*Compiti*
**a.** Ricopia dal testo sulle cannucce il tratto che va da "Negli anni ho" fino a "al morbido soffietto.".
**b.** Prosegui il testo sulle cannucce partendo da dopo la sua ultima frase.

Succhi di frutta sottocosto o estathé, il mio era un disgusto chimico, egualitario e democratico.
Però ho amato moltissimo le cannucce.
Negli anni ho imparato a seguirne i percorsi evolutivi, gli adattamenti funzionali e morfologici.
La cannuccia non ha estetica, non vi fate distrarre dai colori. La cannuccia è sostanza. Dai rigidi tubolari cilindrici di formato mignon a quelli a due colori con il taglio obliquo sul lato che perforerà la pellicola dello scatolotto, dalla curva rigida per favorire la suzione al morbido soffietto.
La cannuccia è un miracolo di ingegno. Confesso che ancora oggi, d’estate, mi scopro ad acquistare almeno un succhino, ad aprirne la plastica della cannuccia e a scrutarne lo stato di avanzamento.
Non ho mai pensato che l’innovazione tecnologica passasse da qui.

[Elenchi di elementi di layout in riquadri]
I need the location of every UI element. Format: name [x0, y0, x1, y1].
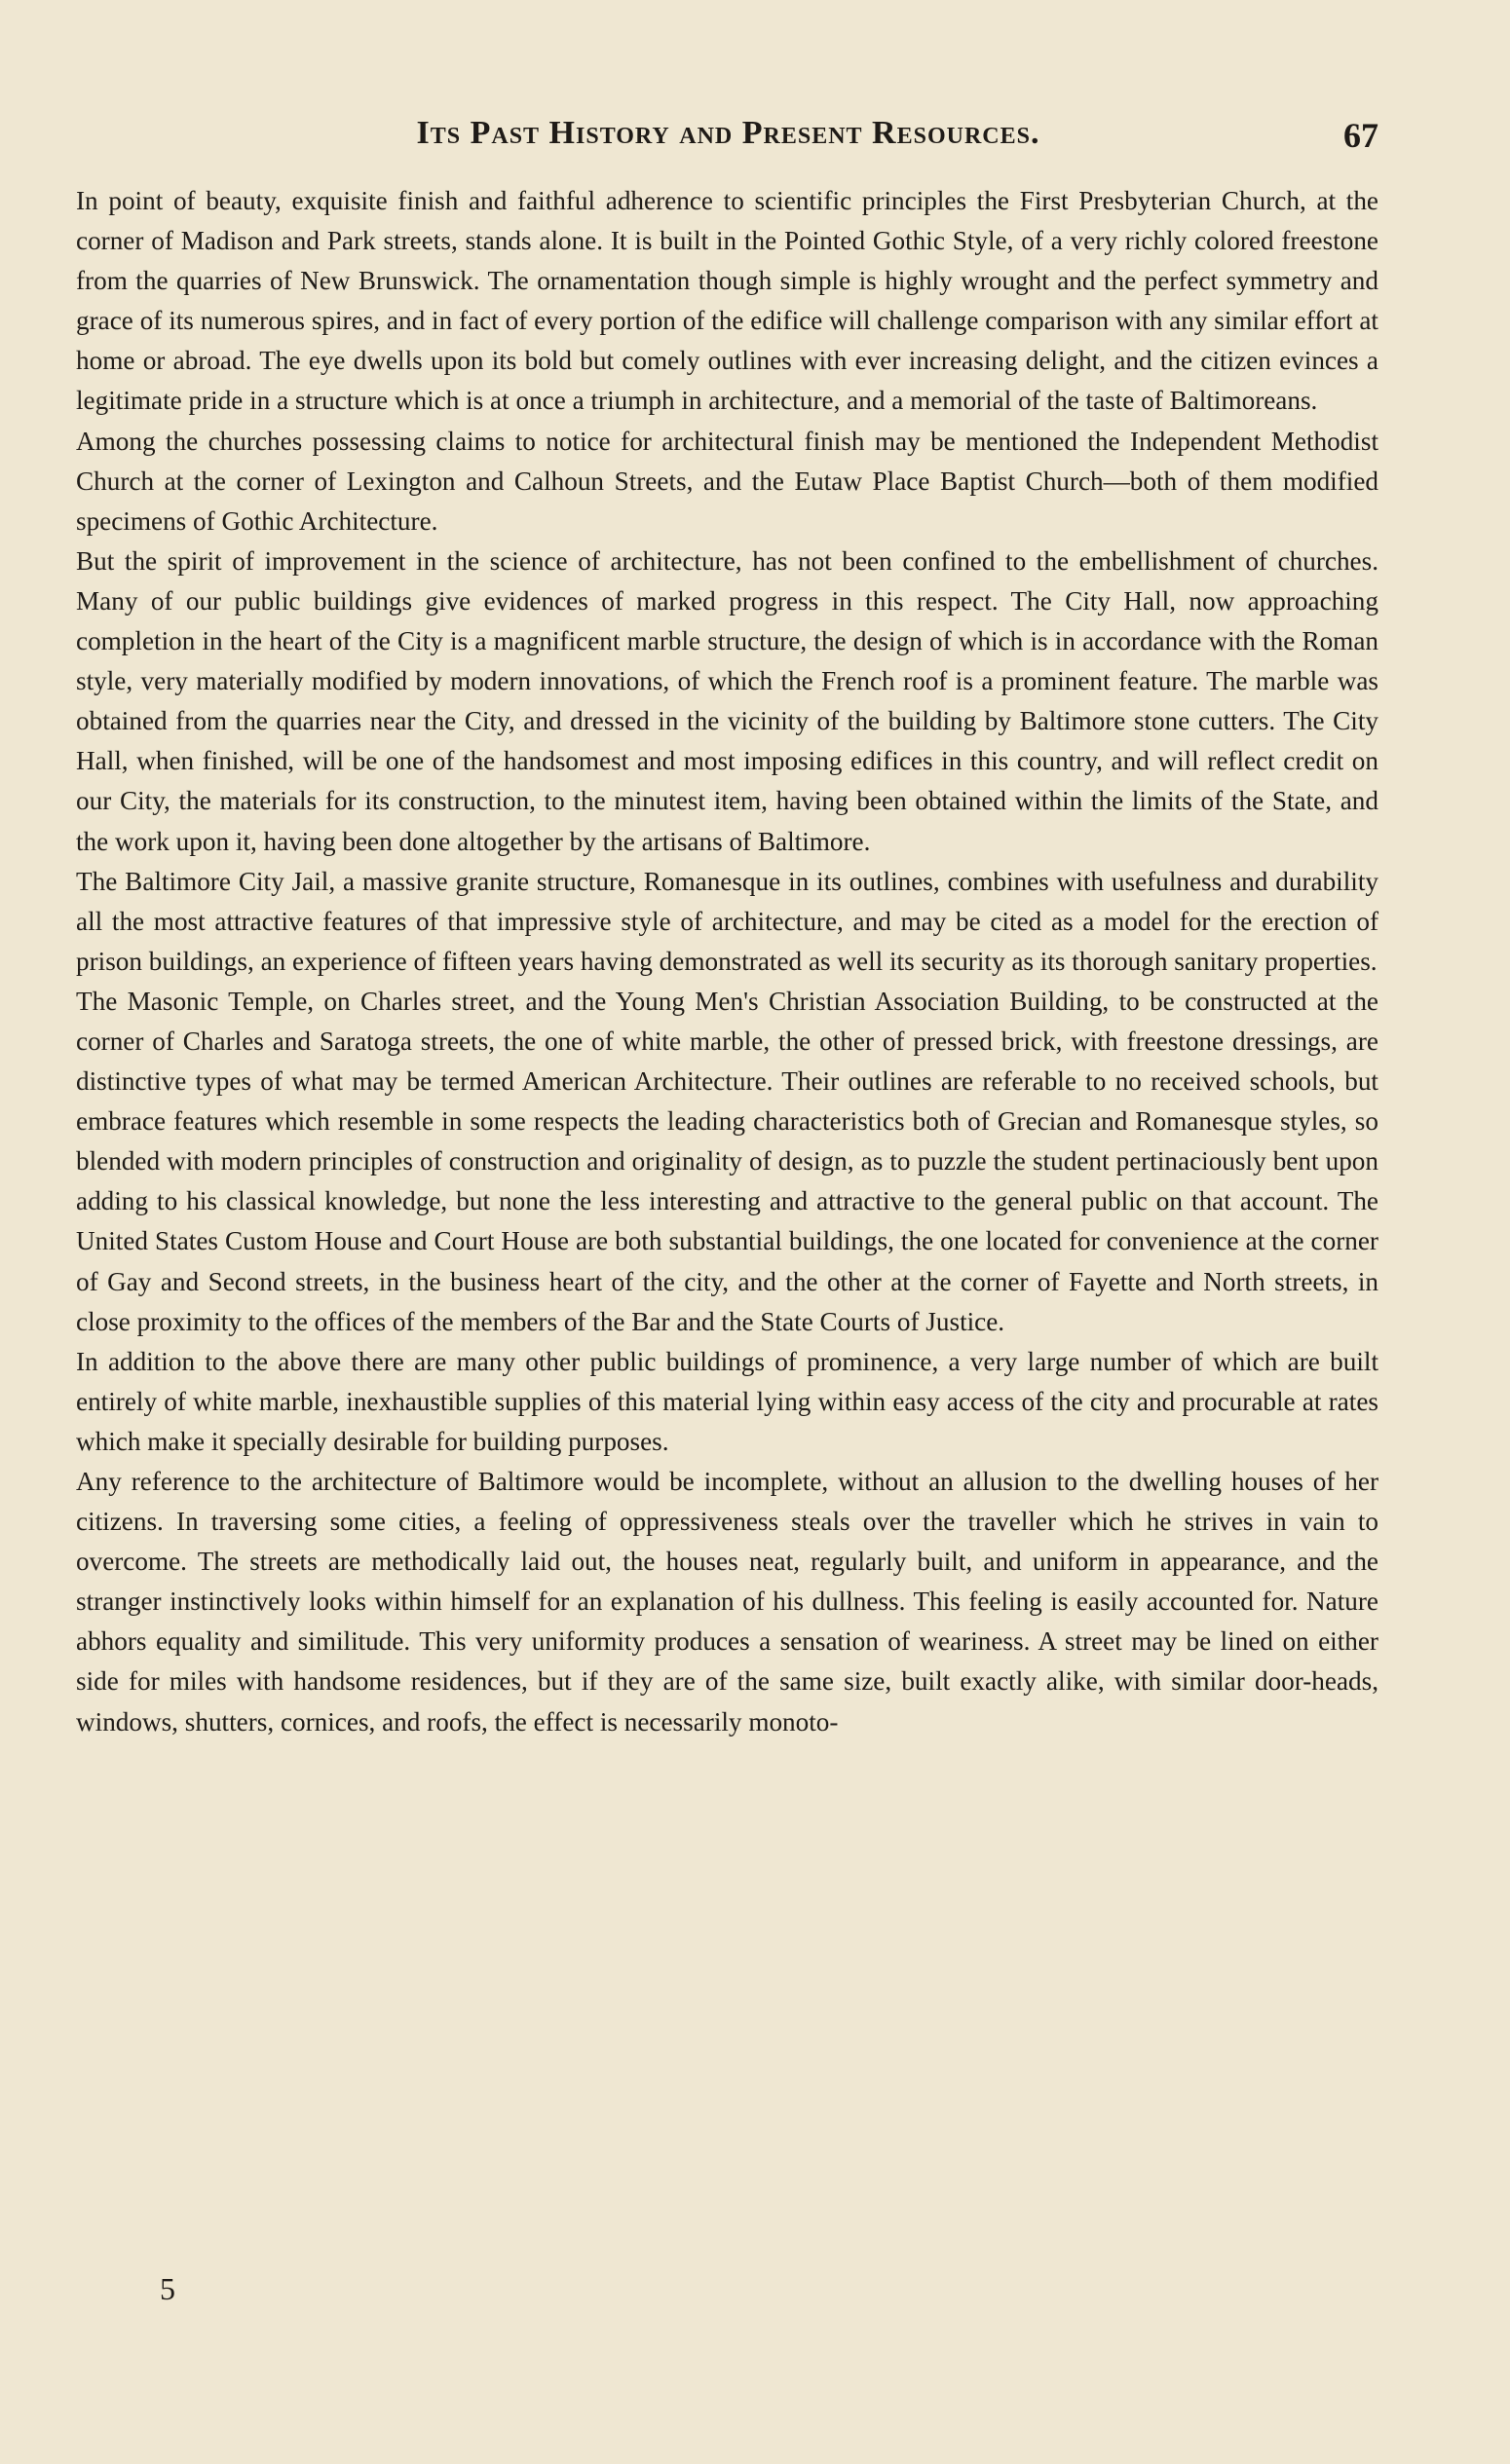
paragraph: But the spirit of improvement in the science of architecture, has not been confined to the embellishment of churches. Many of our public buildings give evidences of marked progress in this respect. The City Hall, now approaching completion in the heart of the City is a magnificent marble structure, the design of which is in accordance with the Roman style, very materially modified by modern innovations, of which the French roof is a prominent feature. The marble was obtained from the quarries near the City, and dressed in the vicinity of the building by Baltimore stone cutters. The City Hall, when finished, will be one of the handsomest and most imposing edifices in this country, and will reflect credit on our City, the materials for its construction, to the minutest item, having been obtained within the limits of the State, and the work upon it, having been done altogether by the artisans of Baltimore.	[76, 545, 1378, 856]
paragraph: The Masonic Temple, on Charles street, and the Young Men's Christian Association Building, to be constructed at the corner of Charles and Saratoga streets, the one of white marble, the other of pressed brick, with freestone dressings, are distinctive types of what may be termed American Architecture. Their outlines are referable to no received schools, but embrace features which resemble in some respects the leading characteristics both of Grecian and Romanesque styles, so blended with modern principles of construction and originality of design, as to puzzle the student pertinaciously bent upon adding to his classical knowledge, but none the less interesting and attractive to the general public on that account. The United States Custom House and Court House are both substantial buildings, the one located for convenience at the corner of Gay and Second streets, in the business heart of the city, and the other at the corner of Fayette and North streets, in close proximity to the offices of the members of the Bar and the State Courts of Justice.	[76, 986, 1378, 1336]
paragraph: In point of beauty, exquisite finish and faithful adherence to scientific principles the First Presbyterian Church, at the corner of Madison and Park streets, stands alone. It is built in the Pointed Gothic Style, of a very richly colored freestone from the quarries of New Brunswick. The ornamentation though simple is highly wrought and the perfect symmetry and grace of its numerous spires, and in fact of every portion of the edifice will challenge comparison with any similar effort at home or abroad. The eye dwells upon its bold but comely outlines with ever increasing delight, and the citizen evinces a legitimate pride in a structure which is at once a triumph in architecture, and a memorial of the taste of Baltimoreans.	[76, 186, 1378, 416]
paragraph: Any reference to the architecture of Baltimore would be incomplete, without an allusion to the dwelling houses of her citizens. In traversing some cities, a feeling of oppressiveness steals over the traveller which he strives in vain to overcome. The streets are methodically laid out, the houses neat, regularly built, and uniform in appearance, and the stranger instinctively looks within himself for an explanation of his dullness. This feeling is easily accounted for. Nature abhors equality and similitude. This very uniformity produces a sensation of weariness. A street may be lined on either side for miles with handsome residences, but if they are of the same size, built exactly alike, with similar door-heads, windows, shutters, cornices, and roofs, the effect is necessarily monoto-	[76, 1467, 1378, 1736]
signature-mark: 5	[160, 2271, 175, 2306]
paragraph: In addition to the above there are many other public buildings of prominence, a very large number of which are built entirely of white marble, inexhaustible supplies of this material lying within easy access of the city and procurable at rates which make it specially desirable for building purposes.	[76, 1346, 1378, 1456]
paragraph: Among the churches possessing claims to notice for architectural finish may be mentioned the Independent Methodist Church at the corner of Lexington and Calhoun Streets, and the Eutaw Place Baptist Church—both of them modified specimens of Gothic Architecture.	[76, 426, 1378, 536]
body-text	[76, 181, 1378, 1742]
paragraph: The Baltimore City Jail, a massive granite structure, Romanesque in its outlines, combines with usefulness and durability all the most attractive features of that impressive style of architecture, and may be cited as a model for the erection of prison buildings, an experience of fifteen years having demonstrated as well its security as its thorough sanitary properties.	[76, 866, 1378, 976]
page-number: 67	[1343, 116, 1378, 155]
running-head	[78, 115, 1378, 164]
running-title: Its Past History and Present Resources.	[416, 115, 1040, 151]
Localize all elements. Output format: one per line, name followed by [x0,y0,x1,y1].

*Risposte finali*
**a.**
Negli anni ho imparato a seguirne i percorsi evolutivi, gli adattamenti funzionali e morfologici.
La cannuccia non ha estetica, non vi fate distrarre dai colori. La cannuccia è sostanza. Dai rigidi tubolari cilindrici di formato mignon a quelli a due colori con il taglio obliquo sul lato che perforerà la pellicola dello scatolotto, dalla curva rigida per favorire la suzione al morbido soffietto.

**b.**
Ma da sempre mi piace pensare al laboratorio di questa o quella azienda, e a quel qualcuno concentrato a studiare l’adattamento delle cannucce al palato. Signori vestiti di bianco circondati da bicchieri e cannucce, tutto il giorno. Per migliorare un istante delle nostre giornate.
Così immaginerete la mia gioia quando ieri ho aperto la confezione merenda del latte Arborea e ho trovato un piccolo miracolo: una cannuccia completamente nuova, sigillata dal lato della suzione ma con quattro fori ellittici che aderiscono perfettamente all’arcata del palato e alla lingua, rilasciando quantità variabili di liquido.
Come un ebete, sorridevo alla cannuccia.
Che poi dico, mi piacesse almeno, il latte. Ma chisseneimporta.
Da ieri ho un nuovo momento di trascurabile felicità.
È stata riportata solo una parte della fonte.